### SUPPLIED DATA

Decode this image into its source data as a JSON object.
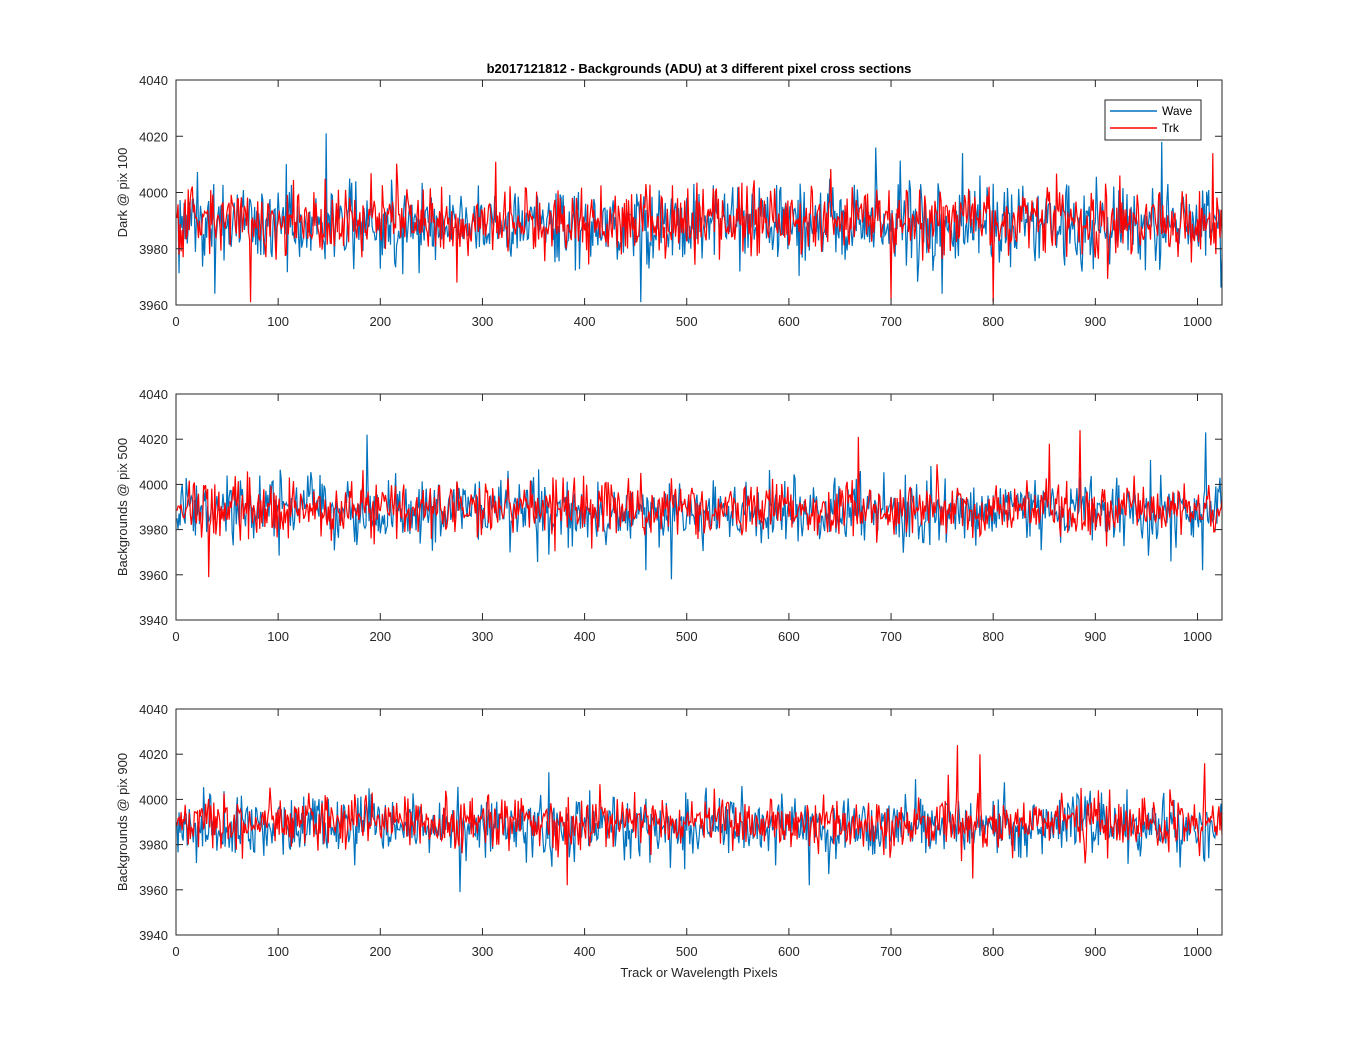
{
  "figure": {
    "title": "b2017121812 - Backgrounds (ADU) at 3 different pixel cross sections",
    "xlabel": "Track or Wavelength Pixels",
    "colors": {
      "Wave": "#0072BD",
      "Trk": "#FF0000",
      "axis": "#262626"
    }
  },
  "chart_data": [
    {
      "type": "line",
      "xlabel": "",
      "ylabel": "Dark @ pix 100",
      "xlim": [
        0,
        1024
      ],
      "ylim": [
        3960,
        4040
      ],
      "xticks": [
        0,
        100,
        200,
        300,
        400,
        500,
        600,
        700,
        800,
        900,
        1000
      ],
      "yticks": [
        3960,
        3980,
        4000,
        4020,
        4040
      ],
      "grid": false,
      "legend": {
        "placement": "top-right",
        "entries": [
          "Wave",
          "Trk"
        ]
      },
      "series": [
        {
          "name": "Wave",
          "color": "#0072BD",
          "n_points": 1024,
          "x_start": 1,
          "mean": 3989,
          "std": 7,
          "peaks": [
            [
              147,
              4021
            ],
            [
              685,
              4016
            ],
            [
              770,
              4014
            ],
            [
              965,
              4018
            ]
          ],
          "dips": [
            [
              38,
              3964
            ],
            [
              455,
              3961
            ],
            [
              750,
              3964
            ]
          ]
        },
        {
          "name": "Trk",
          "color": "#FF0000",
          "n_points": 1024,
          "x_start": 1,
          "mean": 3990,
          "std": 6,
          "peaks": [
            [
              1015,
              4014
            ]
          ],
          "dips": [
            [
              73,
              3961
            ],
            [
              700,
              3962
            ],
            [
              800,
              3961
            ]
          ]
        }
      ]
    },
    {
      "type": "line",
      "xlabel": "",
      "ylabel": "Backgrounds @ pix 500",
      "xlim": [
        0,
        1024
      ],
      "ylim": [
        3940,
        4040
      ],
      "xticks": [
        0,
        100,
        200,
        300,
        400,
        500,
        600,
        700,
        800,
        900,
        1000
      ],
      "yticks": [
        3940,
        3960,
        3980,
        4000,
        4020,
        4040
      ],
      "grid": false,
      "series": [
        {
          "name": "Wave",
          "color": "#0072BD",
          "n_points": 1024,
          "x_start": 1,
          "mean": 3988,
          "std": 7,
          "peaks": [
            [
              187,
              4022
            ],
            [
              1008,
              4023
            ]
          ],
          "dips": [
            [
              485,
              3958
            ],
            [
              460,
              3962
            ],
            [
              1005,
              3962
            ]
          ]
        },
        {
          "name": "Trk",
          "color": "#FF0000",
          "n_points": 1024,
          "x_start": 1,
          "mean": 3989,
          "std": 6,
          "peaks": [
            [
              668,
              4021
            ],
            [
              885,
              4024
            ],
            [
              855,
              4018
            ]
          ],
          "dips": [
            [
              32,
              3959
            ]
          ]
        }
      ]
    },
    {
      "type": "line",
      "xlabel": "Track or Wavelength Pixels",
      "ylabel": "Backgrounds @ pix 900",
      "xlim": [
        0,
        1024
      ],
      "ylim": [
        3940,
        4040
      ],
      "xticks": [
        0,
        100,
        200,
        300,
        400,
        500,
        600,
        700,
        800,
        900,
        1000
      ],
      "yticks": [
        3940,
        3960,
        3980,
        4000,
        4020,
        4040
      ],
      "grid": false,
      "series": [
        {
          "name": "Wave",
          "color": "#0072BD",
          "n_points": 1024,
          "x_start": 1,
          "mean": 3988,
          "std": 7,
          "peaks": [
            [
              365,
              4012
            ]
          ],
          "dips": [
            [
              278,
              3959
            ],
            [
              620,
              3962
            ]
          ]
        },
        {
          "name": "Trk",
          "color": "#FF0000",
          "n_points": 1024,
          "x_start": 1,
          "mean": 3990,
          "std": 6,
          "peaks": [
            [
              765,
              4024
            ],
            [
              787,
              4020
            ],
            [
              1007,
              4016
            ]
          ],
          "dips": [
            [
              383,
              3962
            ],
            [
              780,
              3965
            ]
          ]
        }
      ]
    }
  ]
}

---

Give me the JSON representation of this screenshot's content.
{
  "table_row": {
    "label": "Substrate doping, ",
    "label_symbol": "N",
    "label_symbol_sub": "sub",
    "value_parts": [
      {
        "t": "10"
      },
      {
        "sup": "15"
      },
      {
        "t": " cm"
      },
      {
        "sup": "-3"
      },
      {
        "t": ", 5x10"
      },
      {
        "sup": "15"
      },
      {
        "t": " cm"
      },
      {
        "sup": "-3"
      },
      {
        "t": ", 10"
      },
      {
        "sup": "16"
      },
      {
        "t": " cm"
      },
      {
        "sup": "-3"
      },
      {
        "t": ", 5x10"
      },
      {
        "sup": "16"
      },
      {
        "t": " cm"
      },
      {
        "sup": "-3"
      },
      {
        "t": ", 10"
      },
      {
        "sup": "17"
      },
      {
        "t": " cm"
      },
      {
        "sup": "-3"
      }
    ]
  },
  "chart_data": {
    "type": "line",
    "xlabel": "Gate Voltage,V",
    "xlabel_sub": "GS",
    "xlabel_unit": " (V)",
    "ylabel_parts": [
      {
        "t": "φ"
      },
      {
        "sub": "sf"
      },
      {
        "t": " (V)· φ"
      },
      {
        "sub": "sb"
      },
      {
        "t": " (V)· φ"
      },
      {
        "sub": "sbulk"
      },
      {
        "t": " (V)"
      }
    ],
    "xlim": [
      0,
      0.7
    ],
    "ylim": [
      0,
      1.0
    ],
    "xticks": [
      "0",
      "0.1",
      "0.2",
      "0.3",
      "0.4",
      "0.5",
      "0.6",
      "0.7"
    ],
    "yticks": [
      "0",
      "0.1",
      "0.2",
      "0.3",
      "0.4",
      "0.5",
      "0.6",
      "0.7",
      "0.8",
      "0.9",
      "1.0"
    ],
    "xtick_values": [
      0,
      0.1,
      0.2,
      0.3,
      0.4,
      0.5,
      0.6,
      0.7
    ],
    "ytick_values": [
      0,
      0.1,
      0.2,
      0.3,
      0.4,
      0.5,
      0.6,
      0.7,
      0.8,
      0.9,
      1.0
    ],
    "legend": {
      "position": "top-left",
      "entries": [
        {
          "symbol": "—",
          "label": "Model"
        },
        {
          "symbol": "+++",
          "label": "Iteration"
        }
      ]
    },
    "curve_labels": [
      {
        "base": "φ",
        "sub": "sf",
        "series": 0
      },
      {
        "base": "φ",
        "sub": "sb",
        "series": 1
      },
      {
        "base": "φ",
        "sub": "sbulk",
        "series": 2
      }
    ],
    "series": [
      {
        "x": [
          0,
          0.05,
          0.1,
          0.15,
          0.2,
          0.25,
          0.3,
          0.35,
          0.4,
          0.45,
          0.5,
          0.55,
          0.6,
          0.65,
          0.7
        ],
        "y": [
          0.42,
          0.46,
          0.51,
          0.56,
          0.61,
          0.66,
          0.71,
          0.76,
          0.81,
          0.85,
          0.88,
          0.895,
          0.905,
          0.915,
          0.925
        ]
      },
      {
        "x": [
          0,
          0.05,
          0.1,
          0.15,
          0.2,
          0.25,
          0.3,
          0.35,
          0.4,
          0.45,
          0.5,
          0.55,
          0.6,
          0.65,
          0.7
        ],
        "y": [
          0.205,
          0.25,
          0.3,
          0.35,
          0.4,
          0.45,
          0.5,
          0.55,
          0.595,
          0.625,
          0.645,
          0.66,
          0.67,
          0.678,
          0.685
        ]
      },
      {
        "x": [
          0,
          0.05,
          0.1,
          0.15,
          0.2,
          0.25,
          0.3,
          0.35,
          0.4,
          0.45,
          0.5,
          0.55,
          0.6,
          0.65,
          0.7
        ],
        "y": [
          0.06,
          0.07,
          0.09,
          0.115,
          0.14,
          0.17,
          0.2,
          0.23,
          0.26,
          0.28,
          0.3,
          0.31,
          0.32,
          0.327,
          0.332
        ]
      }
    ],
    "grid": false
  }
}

### EXERCISE TASK
Consider the entries above and return each line with the string "Pixels".

### FINISHED TASK
    "xlabel": "Track or Wavelength Pixels",
      "xlabel": "Track or Wavelength Pixels",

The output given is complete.